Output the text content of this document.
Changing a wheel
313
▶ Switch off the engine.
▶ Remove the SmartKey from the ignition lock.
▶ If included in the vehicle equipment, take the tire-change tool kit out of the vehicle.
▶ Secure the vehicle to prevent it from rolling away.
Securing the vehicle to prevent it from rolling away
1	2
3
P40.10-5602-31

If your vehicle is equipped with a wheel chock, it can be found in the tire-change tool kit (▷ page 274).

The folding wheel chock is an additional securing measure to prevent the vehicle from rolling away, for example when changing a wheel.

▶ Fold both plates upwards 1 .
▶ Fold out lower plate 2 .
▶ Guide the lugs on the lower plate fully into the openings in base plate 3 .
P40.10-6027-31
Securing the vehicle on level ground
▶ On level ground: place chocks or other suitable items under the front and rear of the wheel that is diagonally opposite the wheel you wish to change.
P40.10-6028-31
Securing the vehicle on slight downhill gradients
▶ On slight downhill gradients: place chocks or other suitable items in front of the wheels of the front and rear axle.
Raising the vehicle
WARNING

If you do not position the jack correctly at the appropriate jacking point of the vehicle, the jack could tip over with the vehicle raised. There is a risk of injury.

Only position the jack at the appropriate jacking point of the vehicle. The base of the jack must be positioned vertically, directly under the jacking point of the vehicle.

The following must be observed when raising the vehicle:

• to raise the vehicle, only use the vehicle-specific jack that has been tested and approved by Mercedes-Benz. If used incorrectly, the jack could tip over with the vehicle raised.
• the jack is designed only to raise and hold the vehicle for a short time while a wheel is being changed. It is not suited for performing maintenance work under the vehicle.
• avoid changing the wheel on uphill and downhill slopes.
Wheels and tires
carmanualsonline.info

### [PROMPT]
Copy each line that holds the word "place".

### [RESPONSE TO THIS EXERCISE]
▶ On level ground: place chocks or other suitable items under the front and rear of the wheel that is diagonally opposite the wheel you wish to change.
▶ On slight downhill gradients: place chocks or other suitable items in front of the wheels of the front and rear axle.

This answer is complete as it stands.